*Material for the task*:
+ + +

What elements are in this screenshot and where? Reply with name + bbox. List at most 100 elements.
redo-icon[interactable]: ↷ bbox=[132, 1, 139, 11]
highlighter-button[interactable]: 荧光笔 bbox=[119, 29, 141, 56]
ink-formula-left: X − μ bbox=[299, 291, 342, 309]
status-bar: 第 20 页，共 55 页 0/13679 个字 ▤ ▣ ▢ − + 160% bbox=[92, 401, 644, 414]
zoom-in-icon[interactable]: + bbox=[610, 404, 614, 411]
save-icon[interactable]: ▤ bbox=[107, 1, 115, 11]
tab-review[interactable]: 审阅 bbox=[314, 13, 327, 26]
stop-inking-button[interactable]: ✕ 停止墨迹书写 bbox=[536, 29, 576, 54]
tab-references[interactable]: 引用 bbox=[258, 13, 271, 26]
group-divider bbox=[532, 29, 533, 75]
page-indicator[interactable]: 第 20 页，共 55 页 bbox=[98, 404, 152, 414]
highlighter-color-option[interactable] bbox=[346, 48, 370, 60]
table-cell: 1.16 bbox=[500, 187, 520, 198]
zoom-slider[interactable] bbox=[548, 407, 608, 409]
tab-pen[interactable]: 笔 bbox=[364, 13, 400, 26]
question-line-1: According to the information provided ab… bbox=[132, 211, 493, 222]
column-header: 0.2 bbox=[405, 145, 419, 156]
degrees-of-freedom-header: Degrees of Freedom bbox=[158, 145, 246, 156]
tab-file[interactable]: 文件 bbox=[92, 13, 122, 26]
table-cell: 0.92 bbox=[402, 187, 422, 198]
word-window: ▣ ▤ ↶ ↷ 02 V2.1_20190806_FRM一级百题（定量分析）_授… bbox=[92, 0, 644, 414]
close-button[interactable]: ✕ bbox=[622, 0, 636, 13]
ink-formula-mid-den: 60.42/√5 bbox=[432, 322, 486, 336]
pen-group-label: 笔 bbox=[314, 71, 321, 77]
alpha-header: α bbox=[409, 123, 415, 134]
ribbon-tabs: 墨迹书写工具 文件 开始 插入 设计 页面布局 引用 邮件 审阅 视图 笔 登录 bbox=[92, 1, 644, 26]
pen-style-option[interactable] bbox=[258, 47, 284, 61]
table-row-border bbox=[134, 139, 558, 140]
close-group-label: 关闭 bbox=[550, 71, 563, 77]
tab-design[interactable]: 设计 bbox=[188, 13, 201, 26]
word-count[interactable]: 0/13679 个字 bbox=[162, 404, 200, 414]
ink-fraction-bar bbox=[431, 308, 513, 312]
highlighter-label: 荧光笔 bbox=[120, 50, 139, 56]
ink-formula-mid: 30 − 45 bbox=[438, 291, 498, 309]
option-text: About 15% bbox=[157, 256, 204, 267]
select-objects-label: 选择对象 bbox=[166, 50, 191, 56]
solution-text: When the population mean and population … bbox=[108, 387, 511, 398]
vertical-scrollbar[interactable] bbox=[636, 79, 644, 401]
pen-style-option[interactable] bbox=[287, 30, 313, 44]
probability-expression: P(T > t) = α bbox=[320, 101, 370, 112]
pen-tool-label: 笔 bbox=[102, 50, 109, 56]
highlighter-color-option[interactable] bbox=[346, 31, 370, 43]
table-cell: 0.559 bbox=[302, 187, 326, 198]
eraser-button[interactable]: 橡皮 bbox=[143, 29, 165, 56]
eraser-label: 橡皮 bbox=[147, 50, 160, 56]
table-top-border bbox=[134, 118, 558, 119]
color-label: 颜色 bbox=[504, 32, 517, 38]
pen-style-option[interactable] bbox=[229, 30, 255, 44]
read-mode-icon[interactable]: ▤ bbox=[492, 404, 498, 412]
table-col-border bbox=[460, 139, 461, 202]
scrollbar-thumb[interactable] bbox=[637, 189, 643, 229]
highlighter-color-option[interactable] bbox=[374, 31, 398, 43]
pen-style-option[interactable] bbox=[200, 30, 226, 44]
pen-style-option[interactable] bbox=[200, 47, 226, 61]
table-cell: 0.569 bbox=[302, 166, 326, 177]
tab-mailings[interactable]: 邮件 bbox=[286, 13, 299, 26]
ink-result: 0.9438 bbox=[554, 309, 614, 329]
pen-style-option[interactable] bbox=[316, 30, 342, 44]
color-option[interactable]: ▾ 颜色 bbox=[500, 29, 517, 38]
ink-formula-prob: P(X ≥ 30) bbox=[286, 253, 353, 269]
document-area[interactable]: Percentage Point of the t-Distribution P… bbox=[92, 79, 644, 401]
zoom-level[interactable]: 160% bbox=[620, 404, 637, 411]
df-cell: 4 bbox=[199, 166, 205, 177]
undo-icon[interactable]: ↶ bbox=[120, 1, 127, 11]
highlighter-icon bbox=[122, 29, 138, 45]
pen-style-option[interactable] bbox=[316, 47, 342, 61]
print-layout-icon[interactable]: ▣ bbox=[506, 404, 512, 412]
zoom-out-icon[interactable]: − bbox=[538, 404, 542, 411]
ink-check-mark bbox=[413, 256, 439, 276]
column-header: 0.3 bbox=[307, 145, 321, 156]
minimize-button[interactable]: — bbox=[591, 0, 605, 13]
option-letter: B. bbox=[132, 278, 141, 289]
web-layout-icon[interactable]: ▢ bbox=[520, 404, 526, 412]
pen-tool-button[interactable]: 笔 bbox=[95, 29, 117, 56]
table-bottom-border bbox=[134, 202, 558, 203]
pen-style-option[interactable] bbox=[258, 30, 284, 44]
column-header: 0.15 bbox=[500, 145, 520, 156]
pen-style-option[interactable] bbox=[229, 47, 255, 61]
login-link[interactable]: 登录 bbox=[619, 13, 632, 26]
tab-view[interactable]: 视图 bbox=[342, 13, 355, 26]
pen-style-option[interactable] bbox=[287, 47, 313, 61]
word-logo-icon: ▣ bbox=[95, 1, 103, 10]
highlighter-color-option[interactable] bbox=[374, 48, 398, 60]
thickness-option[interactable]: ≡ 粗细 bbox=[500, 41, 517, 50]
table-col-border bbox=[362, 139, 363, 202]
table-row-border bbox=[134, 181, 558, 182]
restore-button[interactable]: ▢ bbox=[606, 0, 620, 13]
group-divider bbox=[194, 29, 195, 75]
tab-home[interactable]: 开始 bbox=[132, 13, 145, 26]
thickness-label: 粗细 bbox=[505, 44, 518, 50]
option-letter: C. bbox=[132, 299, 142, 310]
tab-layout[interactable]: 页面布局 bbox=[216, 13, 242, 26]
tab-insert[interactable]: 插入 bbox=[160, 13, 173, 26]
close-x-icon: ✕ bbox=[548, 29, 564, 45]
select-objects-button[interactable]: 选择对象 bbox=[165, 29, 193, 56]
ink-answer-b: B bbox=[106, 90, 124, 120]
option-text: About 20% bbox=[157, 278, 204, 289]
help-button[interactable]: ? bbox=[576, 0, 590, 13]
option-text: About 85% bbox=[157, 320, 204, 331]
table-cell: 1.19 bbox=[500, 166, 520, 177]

+ + +

*Problem to work on*: Please transcribe the listing above line by line, keeping every character unchanged.

*Result of this exercise*:
What elements are in this screenshot and where? Reply with name + bbox. List at most 100 elements.
redo-icon[interactable]: ↷ bbox=[132, 1, 139, 11]
highlighter-button[interactable]: 荧光笔 bbox=[119, 29, 141, 56]
ink-formula-left: X − μ bbox=[299, 291, 342, 309]
status-bar: 第 20 页，共 55 页 0/13679 个字 ▤ ▣ ▢ − + 160% bbox=[92, 401, 644, 414]
zoom-in-icon[interactable]: + bbox=[610, 404, 614, 411]
save-icon[interactable]: ▤ bbox=[107, 1, 115, 11]
tab-review[interactable]: 审阅 bbox=[314, 13, 327, 26]
stop-inking-button[interactable]: ✕ 停止墨迹书写 bbox=[536, 29, 576, 54]
tab-references[interactable]: 引用 bbox=[258, 13, 271, 26]
group-divider bbox=[532, 29, 533, 75]
page-indicator[interactable]: 第 20 页，共 55 页 bbox=[98, 404, 152, 414]
highlighter-color-option[interactable] bbox=[346, 48, 370, 60]
table-cell: 1.16 bbox=[500, 187, 520, 198]
zoom-slider[interactable] bbox=[548, 407, 608, 409]
tab-pen[interactable]: 笔 bbox=[364, 13, 400, 26]
question-line-1: According to the information provided ab… bbox=[132, 211, 493, 222]
column-header: 0.2 bbox=[405, 145, 419, 156]
degrees-of-freedom-header: Degrees of Freedom bbox=[158, 145, 246, 156]
tab-file[interactable]: 文件 bbox=[92, 13, 122, 26]
table-cell: 0.92 bbox=[402, 187, 422, 198]
word-window: ▣ ▤ ↶ ↷ 02 V2.1_20190806_FRM一级百题（定量分析）_授… bbox=[92, 0, 644, 414]
close-button[interactable]: ✕ bbox=[622, 0, 636, 13]
ink-formula-mid-den: 60.42/√5 bbox=[432, 322, 486, 336]
pen-group-label: 笔 bbox=[314, 71, 321, 77]
alpha-header: α bbox=[409, 123, 415, 134]
ribbon-tabs: 墨迹书写工具 文件 开始 插入 设计 页面布局 引用 邮件 审阅 视图 笔 登录 bbox=[92, 1, 644, 26]
pen-style-option[interactable] bbox=[258, 47, 284, 61]
table-row-border bbox=[134, 139, 558, 140]
close-group-label: 关闭 bbox=[550, 71, 563, 77]
tab-design[interactable]: 设计 bbox=[188, 13, 201, 26]
word-count[interactable]: 0/13679 个字 bbox=[162, 404, 200, 414]
ink-fraction-bar bbox=[431, 308, 513, 312]
highlighter-label: 荧光笔 bbox=[120, 50, 139, 56]
ink-formula-mid: 30 − 45 bbox=[438, 291, 498, 309]
option-text: About 15% bbox=[157, 256, 204, 267]
select-objects-label: 选择对象 bbox=[166, 50, 191, 56]
solution-text: When the population mean and population … bbox=[108, 387, 511, 398]
vertical-scrollbar[interactable] bbox=[636, 79, 644, 401]
pen-style-option[interactable] bbox=[287, 30, 313, 44]
probability-expression: P(T > t) = α bbox=[320, 101, 370, 112]
pen-tool-label: 笔 bbox=[102, 50, 109, 56]
highlighter-color-option[interactable] bbox=[346, 31, 370, 43]
table-cell: 0.559 bbox=[302, 187, 326, 198]
eraser-button[interactable]: 橡皮 bbox=[143, 29, 165, 56]
eraser-label: 橡皮 bbox=[147, 50, 160, 56]
table-top-border bbox=[134, 118, 558, 119]
color-label: 颜色 bbox=[504, 32, 517, 38]
pen-style-option[interactable] bbox=[229, 30, 255, 44]
read-mode-icon[interactable]: ▤ bbox=[492, 404, 498, 412]
table-col-border bbox=[460, 139, 461, 202]
scrollbar-thumb[interactable] bbox=[637, 189, 643, 229]
highlighter-color-option[interactable] bbox=[374, 31, 398, 43]
pen-style-option[interactable] bbox=[200, 30, 226, 44]
pen-style-option[interactable] bbox=[200, 47, 226, 61]
table-cell: 0.569 bbox=[302, 166, 326, 177]
tab-mailings[interactable]: 邮件 bbox=[286, 13, 299, 26]
ink-result: 0.9438 bbox=[554, 309, 614, 329]
pen-style-option[interactable] bbox=[316, 30, 342, 44]
color-option[interactable]: ▾ 颜色 bbox=[500, 29, 517, 38]
ink-formula-prob: P(X ≥ 30) bbox=[286, 253, 353, 269]
document-area[interactable]: Percentage Point of the t-Distribution P… bbox=[92, 79, 644, 401]
zoom-level[interactable]: 160% bbox=[620, 404, 637, 411]
df-cell: 4 bbox=[199, 166, 205, 177]
undo-icon[interactable]: ↶ bbox=[120, 1, 127, 11]
highlighter-icon bbox=[122, 29, 138, 45]
pen-style-option[interactable] bbox=[316, 47, 342, 61]
print-layout-icon[interactable]: ▣ bbox=[506, 404, 512, 412]
zoom-out-icon[interactable]: − bbox=[538, 404, 542, 411]
ink-check-mark bbox=[413, 256, 439, 276]
column-header: 0.3 bbox=[307, 145, 321, 156]
minimize-button[interactable]: — bbox=[591, 0, 605, 13]
option-letter: B. bbox=[132, 278, 141, 289]
web-layout-icon[interactable]: ▢ bbox=[520, 404, 526, 412]
pen-tool-button[interactable]: 笔 bbox=[95, 29, 117, 56]
table-bottom-border bbox=[134, 202, 558, 203]
pen-style-option[interactable] bbox=[258, 30, 284, 44]
column-header: 0.15 bbox=[500, 145, 520, 156]
pen-style-option[interactable] bbox=[229, 47, 255, 61]
login-link[interactable]: 登录 bbox=[619, 13, 632, 26]
tab-view[interactable]: 视图 bbox=[342, 13, 355, 26]
pen-style-option[interactable] bbox=[287, 47, 313, 61]
word-logo-icon: ▣ bbox=[95, 1, 103, 10]
highlighter-color-option[interactable] bbox=[374, 48, 398, 60]
thickness-option[interactable]: ≡ 粗细 bbox=[500, 41, 517, 50]
table-col-border bbox=[362, 139, 363, 202]
table-row-border bbox=[134, 181, 558, 182]
restore-button[interactable]: ▢ bbox=[606, 0, 620, 13]
group-divider bbox=[194, 29, 195, 75]
tab-home[interactable]: 开始 bbox=[132, 13, 145, 26]
thickness-label: 粗细 bbox=[505, 44, 518, 50]
option-letter: C. bbox=[132, 299, 142, 310]
tab-layout[interactable]: 页面布局 bbox=[216, 13, 242, 26]
tab-insert[interactable]: 插入 bbox=[160, 13, 173, 26]
close-x-icon: ✕ bbox=[548, 29, 564, 45]
select-objects-button[interactable]: 选择对象 bbox=[165, 29, 193, 56]
ink-answer-b: B bbox=[106, 90, 124, 120]
option-text: About 20% bbox=[157, 278, 204, 289]
help-button[interactable]: ? bbox=[576, 0, 590, 13]
option-text: About 85% bbox=[157, 320, 204, 331]
table-cell: 1.19 bbox=[500, 166, 520, 177]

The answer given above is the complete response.